GOAL >> Copy out all the lines in the records that include the word "selected".

RECORDS PROVIDED >>

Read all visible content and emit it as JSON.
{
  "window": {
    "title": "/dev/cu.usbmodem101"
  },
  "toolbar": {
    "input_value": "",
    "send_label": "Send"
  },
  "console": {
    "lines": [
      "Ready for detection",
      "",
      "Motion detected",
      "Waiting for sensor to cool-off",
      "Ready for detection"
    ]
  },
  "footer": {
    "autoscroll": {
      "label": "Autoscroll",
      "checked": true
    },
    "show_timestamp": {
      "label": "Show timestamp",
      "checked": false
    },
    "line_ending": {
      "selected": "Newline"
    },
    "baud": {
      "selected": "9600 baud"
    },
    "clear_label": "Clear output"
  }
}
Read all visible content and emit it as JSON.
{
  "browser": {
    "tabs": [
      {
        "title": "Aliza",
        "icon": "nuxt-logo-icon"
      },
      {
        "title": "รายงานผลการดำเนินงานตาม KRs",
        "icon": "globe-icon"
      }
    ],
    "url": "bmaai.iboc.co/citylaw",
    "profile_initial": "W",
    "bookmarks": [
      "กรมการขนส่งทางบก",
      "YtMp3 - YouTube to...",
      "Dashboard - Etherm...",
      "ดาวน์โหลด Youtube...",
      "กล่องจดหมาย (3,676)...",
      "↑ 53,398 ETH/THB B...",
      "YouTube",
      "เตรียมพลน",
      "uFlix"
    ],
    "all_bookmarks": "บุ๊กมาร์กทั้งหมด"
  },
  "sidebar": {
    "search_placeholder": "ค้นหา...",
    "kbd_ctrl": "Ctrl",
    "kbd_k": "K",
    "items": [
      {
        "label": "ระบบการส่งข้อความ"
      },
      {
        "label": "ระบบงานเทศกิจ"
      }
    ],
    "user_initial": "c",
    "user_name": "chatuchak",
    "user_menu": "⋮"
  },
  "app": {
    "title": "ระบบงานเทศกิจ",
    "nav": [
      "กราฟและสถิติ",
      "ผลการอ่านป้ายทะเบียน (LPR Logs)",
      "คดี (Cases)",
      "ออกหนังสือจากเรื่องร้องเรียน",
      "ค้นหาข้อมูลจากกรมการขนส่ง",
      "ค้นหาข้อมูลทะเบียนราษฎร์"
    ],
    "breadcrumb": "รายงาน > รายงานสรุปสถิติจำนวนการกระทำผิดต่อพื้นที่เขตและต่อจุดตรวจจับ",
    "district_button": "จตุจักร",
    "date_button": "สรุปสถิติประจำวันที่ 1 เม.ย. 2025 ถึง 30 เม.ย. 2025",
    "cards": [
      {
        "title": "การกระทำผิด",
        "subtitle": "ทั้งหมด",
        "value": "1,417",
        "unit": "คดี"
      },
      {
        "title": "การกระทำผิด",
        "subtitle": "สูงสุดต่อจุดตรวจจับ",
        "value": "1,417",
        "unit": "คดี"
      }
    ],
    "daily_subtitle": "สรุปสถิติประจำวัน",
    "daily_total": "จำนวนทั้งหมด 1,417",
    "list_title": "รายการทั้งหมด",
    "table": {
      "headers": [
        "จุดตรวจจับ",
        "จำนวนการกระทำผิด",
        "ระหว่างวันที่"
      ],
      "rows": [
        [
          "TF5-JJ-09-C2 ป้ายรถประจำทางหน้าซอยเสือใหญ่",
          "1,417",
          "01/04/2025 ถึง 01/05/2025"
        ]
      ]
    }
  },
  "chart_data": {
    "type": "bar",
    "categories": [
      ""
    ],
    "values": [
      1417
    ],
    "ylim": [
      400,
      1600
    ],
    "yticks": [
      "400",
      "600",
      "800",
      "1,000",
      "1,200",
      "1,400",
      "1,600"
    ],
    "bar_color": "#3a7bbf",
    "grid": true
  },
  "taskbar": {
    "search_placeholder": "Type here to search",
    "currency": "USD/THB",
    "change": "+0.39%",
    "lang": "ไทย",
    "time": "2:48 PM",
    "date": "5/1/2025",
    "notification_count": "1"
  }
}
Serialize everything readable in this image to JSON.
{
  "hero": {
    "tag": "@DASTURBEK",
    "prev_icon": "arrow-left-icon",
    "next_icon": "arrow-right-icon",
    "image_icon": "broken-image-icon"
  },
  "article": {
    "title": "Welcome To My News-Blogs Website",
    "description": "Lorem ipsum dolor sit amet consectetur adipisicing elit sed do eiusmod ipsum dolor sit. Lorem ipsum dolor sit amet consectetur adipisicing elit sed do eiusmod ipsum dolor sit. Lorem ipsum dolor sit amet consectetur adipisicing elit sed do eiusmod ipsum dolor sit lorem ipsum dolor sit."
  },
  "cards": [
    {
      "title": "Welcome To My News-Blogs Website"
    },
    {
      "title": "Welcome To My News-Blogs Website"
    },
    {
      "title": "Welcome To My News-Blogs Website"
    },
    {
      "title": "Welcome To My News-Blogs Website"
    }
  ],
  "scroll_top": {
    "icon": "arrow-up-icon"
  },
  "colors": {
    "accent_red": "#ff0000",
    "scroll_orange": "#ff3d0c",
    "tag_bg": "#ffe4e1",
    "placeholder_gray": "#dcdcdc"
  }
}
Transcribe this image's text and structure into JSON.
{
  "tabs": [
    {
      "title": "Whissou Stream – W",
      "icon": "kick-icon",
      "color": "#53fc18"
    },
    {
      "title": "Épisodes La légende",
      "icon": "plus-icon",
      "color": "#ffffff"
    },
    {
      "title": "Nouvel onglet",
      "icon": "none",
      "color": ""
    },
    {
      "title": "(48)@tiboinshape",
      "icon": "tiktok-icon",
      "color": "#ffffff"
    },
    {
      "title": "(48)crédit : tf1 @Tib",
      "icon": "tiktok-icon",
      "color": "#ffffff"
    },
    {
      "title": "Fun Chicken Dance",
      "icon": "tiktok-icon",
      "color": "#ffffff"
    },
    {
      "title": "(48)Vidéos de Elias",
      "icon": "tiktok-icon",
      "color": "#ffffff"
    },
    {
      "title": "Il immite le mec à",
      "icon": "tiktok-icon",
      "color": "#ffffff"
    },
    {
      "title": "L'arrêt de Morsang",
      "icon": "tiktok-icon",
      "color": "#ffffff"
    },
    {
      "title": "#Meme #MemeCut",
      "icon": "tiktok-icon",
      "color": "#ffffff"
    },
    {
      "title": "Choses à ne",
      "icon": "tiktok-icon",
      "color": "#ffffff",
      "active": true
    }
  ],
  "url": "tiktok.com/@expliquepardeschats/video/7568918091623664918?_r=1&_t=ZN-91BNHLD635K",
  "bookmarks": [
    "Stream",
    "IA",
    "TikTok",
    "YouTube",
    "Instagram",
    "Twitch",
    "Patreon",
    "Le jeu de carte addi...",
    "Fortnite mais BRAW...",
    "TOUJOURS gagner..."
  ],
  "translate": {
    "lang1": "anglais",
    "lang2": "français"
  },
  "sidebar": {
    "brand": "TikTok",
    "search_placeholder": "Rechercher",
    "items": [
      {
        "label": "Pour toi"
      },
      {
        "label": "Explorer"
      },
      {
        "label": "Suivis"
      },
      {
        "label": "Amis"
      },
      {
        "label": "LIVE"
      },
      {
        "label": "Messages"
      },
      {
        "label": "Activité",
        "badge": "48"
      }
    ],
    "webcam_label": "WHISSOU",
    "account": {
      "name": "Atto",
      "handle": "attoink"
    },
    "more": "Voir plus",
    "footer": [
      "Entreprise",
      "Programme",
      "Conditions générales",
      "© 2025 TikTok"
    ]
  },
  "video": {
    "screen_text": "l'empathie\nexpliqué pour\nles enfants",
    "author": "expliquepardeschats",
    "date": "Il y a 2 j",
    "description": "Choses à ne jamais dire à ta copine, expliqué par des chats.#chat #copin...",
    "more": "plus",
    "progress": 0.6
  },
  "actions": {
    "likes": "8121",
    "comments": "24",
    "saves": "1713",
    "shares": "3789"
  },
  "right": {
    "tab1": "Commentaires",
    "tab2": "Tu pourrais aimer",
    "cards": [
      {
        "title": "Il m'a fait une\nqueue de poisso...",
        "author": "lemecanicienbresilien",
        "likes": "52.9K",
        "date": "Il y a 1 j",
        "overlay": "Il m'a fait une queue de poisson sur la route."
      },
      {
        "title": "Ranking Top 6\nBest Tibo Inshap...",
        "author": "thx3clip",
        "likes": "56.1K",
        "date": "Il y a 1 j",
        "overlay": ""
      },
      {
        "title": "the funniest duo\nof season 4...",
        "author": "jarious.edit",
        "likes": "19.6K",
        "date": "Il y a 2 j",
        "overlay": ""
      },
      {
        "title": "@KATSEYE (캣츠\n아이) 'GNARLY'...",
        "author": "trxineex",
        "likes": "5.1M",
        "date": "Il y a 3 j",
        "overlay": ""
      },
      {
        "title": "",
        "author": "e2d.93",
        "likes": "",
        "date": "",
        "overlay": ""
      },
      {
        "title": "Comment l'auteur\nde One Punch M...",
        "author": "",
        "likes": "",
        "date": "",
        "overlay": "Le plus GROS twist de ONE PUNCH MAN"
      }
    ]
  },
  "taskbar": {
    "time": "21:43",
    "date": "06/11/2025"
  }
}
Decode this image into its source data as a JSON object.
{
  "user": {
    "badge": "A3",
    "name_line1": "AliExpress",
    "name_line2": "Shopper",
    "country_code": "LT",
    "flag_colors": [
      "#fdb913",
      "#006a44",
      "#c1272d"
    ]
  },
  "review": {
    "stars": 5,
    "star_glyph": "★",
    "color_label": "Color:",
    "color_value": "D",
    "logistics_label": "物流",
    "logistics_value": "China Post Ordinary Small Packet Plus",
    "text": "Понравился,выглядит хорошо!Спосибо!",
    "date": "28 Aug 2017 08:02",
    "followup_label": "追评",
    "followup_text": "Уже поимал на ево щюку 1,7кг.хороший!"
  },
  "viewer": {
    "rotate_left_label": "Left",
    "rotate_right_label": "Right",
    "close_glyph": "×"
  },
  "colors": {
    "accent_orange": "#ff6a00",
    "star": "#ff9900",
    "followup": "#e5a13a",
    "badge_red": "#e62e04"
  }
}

EXERCISE SOLUTION >>
      "selected": "Newline"
      "selected": "9600 baud"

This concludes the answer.